Recast the data from its first line through the line containing "legend-swatch (33, 477, 45, 489)" as a JSON list of strings, one string per line, with blank lines omitted.

Layout data
[start]
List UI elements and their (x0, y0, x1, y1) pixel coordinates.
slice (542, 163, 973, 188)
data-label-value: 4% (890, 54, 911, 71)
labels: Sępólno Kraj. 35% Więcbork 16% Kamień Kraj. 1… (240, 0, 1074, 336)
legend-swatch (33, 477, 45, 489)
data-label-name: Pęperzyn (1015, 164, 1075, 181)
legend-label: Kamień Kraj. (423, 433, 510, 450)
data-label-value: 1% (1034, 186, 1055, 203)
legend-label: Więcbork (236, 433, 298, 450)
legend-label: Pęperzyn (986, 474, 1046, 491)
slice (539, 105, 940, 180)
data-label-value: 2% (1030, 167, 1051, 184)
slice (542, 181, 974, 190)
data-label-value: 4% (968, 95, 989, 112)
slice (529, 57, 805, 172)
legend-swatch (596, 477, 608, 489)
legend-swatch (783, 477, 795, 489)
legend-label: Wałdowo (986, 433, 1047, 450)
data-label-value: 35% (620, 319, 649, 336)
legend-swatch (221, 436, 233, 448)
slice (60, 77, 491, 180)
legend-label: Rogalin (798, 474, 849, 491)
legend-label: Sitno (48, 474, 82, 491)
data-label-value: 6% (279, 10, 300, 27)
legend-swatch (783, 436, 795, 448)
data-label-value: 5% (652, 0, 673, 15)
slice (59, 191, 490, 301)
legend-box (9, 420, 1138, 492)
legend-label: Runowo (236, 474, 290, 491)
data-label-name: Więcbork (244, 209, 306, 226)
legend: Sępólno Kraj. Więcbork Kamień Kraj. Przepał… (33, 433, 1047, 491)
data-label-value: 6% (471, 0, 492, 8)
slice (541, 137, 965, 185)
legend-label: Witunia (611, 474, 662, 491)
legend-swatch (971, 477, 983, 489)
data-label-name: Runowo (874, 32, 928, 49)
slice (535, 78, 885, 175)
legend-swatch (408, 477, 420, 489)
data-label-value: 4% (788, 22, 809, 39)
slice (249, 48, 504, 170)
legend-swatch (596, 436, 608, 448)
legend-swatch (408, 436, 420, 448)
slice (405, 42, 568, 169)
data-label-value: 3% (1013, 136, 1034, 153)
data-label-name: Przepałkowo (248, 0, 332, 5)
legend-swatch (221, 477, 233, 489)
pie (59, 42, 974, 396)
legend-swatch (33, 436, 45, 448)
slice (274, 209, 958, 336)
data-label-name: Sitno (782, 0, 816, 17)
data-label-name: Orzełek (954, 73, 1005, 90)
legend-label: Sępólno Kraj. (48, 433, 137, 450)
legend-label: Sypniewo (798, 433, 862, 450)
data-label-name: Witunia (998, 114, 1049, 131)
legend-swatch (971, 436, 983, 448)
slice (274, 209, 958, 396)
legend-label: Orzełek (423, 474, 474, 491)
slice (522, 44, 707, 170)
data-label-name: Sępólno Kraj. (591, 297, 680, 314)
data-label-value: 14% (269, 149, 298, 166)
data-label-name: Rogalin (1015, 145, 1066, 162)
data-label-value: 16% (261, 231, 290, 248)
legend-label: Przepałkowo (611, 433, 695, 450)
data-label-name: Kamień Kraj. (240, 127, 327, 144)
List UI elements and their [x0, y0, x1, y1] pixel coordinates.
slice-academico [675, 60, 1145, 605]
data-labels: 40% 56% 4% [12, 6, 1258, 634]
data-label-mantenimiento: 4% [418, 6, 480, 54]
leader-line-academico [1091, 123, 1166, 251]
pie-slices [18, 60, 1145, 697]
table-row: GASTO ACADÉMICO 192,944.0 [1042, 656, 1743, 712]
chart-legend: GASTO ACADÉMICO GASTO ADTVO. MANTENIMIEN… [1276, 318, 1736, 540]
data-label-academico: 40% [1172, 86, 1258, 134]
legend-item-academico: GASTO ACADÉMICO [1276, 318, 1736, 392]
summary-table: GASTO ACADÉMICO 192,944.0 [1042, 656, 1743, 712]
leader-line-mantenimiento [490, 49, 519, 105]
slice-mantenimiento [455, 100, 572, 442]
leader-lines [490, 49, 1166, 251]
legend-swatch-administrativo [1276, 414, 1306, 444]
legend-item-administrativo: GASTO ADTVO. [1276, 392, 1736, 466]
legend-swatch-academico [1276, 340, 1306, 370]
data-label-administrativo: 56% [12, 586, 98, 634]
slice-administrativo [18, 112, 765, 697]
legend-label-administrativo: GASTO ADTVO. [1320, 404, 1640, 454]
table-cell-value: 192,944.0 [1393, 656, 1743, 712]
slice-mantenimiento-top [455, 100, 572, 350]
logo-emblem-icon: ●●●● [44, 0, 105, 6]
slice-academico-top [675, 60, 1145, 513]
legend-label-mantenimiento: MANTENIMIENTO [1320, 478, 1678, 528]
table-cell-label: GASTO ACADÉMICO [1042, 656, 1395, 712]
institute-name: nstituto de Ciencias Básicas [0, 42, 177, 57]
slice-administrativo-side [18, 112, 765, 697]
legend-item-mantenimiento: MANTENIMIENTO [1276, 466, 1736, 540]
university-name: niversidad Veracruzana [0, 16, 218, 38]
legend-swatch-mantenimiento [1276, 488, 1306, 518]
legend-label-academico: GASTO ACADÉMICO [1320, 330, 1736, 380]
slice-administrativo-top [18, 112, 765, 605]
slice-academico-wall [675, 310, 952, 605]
[end]
__Reply__:
[
  "List UI elements and their (x0, y0, x1, y1) pixel coordinates.",
  "slice (542, 163, 973, 188)",
  "data-label-value: 4% (890, 54, 911, 71)",
  "labels: Sępólno Kraj. 35% Więcbork 16% Kamień Kraj. 1… (240, 0, 1074, 336)",
  "legend-swatch (33, 477, 45, 489)"
]